▸ Work to be completed: In the entries, find all lines that hold the word "массива" and copy them.

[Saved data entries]
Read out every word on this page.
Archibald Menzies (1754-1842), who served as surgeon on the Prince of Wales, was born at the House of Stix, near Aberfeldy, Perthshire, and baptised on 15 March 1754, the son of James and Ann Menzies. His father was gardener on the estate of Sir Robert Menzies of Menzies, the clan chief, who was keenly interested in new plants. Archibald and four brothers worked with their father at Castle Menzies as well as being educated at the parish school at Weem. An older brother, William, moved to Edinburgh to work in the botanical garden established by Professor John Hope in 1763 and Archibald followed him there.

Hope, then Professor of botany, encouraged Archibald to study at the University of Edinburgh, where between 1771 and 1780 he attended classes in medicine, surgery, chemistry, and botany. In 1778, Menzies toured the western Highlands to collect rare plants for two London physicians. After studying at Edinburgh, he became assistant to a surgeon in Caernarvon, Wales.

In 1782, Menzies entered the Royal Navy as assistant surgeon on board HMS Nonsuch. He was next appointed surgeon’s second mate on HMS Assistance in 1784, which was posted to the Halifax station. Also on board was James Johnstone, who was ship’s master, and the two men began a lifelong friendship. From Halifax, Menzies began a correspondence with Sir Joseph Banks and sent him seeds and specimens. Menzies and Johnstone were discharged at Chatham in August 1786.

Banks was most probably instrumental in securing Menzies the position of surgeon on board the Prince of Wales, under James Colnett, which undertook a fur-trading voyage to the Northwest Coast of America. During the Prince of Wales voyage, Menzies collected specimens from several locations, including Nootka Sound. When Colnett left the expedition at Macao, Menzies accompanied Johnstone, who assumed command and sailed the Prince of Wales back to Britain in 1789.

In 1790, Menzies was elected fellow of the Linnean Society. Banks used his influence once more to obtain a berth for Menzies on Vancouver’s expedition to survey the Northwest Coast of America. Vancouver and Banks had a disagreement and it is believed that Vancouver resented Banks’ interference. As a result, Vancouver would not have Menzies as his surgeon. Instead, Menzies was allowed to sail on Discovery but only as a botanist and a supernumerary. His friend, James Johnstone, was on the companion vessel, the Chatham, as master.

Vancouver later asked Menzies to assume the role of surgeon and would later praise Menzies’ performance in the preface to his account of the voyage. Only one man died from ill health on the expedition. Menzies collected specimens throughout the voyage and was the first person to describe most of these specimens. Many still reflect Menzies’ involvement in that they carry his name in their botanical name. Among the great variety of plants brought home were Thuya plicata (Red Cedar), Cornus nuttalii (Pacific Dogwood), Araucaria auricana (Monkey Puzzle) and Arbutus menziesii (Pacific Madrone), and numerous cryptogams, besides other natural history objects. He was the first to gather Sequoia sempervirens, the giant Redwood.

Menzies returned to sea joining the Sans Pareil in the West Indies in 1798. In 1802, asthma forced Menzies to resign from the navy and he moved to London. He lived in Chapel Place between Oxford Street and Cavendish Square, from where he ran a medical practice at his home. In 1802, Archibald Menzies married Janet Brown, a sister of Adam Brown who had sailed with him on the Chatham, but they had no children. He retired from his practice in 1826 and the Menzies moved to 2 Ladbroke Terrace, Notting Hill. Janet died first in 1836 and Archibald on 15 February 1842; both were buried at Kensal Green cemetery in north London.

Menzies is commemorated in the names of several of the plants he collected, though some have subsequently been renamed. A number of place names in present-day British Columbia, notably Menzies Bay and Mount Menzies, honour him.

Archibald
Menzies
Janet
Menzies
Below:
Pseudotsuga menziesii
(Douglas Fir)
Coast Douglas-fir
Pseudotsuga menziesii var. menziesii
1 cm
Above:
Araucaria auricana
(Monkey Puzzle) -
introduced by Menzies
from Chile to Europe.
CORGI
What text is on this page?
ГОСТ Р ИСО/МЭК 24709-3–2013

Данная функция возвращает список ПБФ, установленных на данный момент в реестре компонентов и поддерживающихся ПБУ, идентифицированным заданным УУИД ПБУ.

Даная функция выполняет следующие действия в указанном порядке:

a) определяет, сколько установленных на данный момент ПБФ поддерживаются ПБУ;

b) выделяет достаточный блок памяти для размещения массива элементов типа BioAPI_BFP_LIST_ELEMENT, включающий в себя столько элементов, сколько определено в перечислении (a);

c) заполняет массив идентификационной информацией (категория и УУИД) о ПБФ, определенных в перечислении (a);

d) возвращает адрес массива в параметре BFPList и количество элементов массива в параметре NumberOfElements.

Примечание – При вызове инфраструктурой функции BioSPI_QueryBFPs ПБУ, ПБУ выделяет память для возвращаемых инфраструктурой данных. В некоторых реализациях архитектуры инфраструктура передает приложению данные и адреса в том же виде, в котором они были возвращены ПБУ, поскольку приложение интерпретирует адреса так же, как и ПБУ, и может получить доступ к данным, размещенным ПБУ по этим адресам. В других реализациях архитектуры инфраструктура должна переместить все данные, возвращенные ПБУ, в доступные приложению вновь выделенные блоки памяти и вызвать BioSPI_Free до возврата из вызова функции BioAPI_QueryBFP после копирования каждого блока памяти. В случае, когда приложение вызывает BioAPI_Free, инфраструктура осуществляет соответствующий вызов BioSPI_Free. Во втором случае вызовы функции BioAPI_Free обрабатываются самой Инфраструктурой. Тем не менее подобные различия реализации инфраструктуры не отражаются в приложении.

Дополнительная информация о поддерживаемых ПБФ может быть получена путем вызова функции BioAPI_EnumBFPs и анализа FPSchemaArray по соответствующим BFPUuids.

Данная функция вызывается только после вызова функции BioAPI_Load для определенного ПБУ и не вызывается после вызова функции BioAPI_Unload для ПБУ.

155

▸ Task response:
b) выделяет достаточный блок памяти для размещения массива элементов типа BioAPI_BFP_LIST_ELEMENT, включающий в себя столько элементов, сколько определено в перечислении (a);
d) возвращает адрес массива в параметре BFPList и количество элементов массива в параметре NumberOfElements.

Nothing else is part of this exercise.